提示文 |
—————
一時、「トリプル寒暖差」という言葉が注目されました。
▹1日の中での気温差
▹前日との気温差
▹室内外での寒暖差(家の中、電車の出入りなど)
トリプル寒暖差とは上記3つの寒暖差を指します。外気温が上下すると、それに適応するために自律神経が機能します。私たち人間の体温は一定に保たれているので、気温の変化に左右されずに一定の体温を保つため、気温差が大きいほど自律神経がたくさん働かなくてはなりません。1つの寒暖差だけでも体に負担がかかりますが、それがトリプルとなって積み重なると、とても不調の出やすい状況ができあがります。
・冬にやっておきたい寒暖差対策
[食事と睡眠で自律神経のベース作り]
2月は、年末年始の繁忙期を終えてやっと一息つくところでしょうか。冬の間に整えておきたいのが、規則正しい生活習慣です。基本的なことですが、その基本が自律神経の大切な土台を作ります。まずは食事と睡眠。食事は朝・昼・夜少しでも食べて体に規則正しいリズムを付けることから始めましょう。食べたり食べなかったりすると、血糖値の上下が激しくなり自律神経に負担がかかります。時間が無くて夜に食べ過ぎてしまうと消化にエネルギーが必要になり睡眠の質が落ちますので1回や2回にまとめて食べるのもお勧めできません。胃腸の調子を整えるためにはヨーグルトなどの乳酸菌、お米、カボチャ、豆や芋、食物繊維などを意識して食べると良いでしょう。
睡眠は自律神経を整え、心身の回復を図るために最も有効な方法です。今の季節は寒さや乾燥で睡眠が妨げられやすいです。眠る前(90分前がベストです)には入浴でしっかりと身体を温め、深部体温が下がるタイミングで寝床に入ると入眠しやすくなります。乾燥しすぎているようであれば加湿器を使用したり洗濯物を干したりして寝ると良いでしょう。また、寝床が冷たすぎると逆に身体が冷えすぎてしまうので、布団乾燥機などで少し温めておくと暑すぎず寒すぎず眠れると思います。
—————
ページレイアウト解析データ
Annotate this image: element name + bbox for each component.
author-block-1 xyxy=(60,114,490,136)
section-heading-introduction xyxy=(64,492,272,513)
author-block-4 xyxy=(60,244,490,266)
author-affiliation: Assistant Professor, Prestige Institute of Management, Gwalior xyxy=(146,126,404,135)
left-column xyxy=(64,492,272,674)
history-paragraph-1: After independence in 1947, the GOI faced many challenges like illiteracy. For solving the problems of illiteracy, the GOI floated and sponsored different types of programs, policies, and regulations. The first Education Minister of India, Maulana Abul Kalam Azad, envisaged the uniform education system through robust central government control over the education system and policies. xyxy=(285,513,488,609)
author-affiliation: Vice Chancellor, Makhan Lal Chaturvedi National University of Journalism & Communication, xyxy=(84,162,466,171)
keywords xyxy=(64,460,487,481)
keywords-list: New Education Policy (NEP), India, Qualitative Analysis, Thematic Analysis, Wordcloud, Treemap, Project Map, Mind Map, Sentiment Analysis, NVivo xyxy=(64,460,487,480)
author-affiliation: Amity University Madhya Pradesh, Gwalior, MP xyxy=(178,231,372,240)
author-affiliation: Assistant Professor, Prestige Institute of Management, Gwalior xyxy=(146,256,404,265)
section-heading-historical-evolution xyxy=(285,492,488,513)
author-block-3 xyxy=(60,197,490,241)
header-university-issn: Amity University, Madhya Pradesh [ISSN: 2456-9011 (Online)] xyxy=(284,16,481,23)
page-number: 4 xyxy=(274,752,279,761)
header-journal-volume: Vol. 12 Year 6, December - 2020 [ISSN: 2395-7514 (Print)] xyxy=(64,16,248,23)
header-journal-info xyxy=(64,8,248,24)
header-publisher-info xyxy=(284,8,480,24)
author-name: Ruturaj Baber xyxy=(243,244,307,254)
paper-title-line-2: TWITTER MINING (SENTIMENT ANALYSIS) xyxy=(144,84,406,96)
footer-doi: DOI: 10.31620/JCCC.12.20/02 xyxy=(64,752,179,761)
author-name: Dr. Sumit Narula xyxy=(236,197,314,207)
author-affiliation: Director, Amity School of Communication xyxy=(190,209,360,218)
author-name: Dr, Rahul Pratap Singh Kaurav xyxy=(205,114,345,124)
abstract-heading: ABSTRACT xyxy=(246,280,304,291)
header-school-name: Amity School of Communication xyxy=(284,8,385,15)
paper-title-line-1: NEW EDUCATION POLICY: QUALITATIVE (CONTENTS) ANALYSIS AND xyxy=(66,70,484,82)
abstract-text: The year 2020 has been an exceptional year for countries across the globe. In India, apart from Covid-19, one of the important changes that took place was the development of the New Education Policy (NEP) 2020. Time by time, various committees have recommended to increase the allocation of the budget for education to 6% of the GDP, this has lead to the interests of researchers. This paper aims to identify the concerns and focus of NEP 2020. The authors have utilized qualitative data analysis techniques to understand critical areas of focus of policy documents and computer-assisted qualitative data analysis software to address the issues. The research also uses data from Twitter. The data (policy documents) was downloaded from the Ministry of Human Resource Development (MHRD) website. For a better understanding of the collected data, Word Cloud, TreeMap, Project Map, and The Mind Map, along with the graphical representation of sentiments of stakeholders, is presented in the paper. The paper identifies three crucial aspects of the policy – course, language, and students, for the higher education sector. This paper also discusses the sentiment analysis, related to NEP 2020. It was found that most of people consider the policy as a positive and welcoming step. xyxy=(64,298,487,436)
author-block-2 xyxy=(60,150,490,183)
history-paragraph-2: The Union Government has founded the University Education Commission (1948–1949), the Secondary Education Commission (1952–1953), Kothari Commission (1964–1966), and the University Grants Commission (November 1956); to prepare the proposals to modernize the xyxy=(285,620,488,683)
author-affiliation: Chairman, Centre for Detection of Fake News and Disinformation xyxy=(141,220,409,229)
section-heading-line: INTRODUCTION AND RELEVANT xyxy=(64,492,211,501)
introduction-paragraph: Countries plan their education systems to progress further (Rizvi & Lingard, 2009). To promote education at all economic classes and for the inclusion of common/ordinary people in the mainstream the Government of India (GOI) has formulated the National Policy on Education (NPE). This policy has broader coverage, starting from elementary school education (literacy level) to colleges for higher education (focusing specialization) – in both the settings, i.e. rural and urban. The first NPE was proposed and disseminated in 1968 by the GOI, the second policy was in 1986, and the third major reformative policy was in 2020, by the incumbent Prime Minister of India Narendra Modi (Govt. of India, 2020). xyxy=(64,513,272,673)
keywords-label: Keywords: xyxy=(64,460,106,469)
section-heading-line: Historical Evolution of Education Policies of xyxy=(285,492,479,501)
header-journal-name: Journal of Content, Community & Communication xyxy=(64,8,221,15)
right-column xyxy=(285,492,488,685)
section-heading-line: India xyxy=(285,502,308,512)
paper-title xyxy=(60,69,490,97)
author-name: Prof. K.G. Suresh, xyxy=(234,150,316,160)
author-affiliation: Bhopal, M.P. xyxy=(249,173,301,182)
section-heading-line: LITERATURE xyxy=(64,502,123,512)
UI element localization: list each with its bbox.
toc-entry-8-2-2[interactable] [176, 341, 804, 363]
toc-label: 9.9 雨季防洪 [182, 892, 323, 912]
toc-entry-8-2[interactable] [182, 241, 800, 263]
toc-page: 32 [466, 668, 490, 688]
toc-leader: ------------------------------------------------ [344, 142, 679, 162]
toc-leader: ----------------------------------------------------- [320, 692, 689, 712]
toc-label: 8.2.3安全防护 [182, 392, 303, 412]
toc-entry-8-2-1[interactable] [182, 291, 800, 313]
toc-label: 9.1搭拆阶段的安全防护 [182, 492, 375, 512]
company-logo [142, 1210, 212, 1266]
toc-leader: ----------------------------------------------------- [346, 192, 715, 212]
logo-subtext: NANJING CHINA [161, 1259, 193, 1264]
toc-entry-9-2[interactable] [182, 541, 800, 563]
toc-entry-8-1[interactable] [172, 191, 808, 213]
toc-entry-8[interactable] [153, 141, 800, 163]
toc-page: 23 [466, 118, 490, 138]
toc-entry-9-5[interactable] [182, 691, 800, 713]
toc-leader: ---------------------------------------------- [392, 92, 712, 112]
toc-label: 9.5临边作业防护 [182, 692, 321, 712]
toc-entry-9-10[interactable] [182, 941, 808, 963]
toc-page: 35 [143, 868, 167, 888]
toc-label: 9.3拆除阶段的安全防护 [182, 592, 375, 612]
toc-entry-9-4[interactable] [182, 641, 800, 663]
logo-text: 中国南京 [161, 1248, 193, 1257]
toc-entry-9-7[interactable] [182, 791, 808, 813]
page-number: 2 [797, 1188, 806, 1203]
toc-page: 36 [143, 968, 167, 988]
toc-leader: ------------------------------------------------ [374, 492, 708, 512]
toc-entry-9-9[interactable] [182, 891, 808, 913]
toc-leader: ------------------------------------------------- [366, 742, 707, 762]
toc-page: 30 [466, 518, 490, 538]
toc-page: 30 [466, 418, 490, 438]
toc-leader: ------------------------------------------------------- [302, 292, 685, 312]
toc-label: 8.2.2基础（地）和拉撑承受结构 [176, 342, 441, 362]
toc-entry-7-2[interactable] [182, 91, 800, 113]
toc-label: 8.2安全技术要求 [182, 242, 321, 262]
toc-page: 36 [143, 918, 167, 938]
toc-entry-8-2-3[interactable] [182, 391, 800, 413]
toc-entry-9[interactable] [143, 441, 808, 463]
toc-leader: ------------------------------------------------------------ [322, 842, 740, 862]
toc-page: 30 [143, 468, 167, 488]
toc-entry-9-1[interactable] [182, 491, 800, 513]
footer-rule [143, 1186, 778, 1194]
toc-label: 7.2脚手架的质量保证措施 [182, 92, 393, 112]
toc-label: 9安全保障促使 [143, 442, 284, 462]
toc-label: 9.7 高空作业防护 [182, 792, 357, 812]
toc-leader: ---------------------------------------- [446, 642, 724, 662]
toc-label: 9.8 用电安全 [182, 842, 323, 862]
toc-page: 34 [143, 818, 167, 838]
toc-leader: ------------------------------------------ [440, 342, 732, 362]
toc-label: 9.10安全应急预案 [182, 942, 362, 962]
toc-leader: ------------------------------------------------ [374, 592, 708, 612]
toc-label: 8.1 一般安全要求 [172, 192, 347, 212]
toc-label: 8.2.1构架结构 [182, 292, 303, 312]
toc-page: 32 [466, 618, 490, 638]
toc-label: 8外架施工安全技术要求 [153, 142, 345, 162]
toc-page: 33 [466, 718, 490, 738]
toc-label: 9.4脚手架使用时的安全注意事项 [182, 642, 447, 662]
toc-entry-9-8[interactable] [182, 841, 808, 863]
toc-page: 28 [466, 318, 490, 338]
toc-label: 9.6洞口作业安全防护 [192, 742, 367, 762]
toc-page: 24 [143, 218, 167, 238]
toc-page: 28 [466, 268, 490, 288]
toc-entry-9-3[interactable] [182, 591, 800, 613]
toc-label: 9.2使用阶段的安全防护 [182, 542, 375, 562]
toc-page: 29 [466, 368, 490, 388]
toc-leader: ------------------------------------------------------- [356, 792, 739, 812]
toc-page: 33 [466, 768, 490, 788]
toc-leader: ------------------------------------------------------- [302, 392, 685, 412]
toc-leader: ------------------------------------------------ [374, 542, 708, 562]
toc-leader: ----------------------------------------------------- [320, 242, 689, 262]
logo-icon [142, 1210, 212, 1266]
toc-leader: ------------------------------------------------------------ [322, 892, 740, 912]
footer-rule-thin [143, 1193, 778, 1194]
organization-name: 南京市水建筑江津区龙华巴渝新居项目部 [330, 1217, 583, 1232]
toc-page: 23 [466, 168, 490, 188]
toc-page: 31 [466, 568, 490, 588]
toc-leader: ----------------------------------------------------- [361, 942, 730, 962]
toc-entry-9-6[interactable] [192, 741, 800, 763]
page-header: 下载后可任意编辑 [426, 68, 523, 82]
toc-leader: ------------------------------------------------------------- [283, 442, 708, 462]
—————
理解度チェック |
1. 寒暖差の文章について、次の問いに答えよ。
(a) 室内外での寒暖差の例として、括弧内に挙げられているものは何か。
(b) 入浴は眠る何分前がベストとされているか。
(c) 食べたり食べなかったりすると、何の上下が激しくなるとされているか。
2. 寒暖差の文章から、「トリプル寒暖差とは上記3つの」から「ず寒すぎず眠れると思います。」までを、両端を含めて一字一句そのまま書き写してください。

解答 |
1.
(a) 家の中、電車の出入り
(b) 90分前
(c) 血糖値

2.
トリプル寒暖差とは上記3つの寒暖差を指します。外気温が上下すると、それに適応するために自律神経が機能します。私たち人間の体温は一定に保たれているので、気温の変化に左右されずに一定の体温を保つため、気温差が大きいほど自律神経がたくさん働かなくてはなりません。1つの寒暖差だけでも体に負担がかかりますが、それがトリプルとなって積み重なると、とても不調の出やすい状況ができあがります。
・冬にやっておきたい寒暖差対策
[食事と睡眠で自律神経のベース作り]
2月は、年末年始の繁忙期を終えてやっと一息つくところでしょうか。冬の間に整えておきたいのが、規則正しい生活習慣です。基本的なことですが、その基本が自律神経の大切な土台を作ります。まずは食事と睡眠。食事は朝・昼・夜少しでも食べて体に規則正しいリズムを付けることから始めましょう。食べたり食べなかったりすると、血糖値の上下が激しくなり自律神経に負担がかかります。時間が無くて夜に食べ過ぎてしまうと消化にエネルギーが必要になり睡眠の質が落ちますので1回や2回にまとめて食べるのもお勧めできません。胃腸の調子を整えるためにはヨーグルトなどの乳酸菌、お米、カボチャ、豆や芋、食物繊維などを意識して食べると良いでしょう。
睡眠は自律神経を整え、心身の回復を図るために最も有効な方法です。今の季節は寒さや乾燥で睡眠が妨げられやすいです。眠る前(90分前がベストです)には入浴でしっかりと身体を温め、深部体温が下がるタイミングで寝床に入ると入眠しやすくなります。乾燥しすぎているようであれば加湿器を使用したり洗濯物を干したりして寝ると良いでしょう。また、寝床が冷たすぎると逆に身体が冷えすぎてしまうので、布団乾燥機などで少し温めておくと暑すぎず寒すぎず眠れると思います。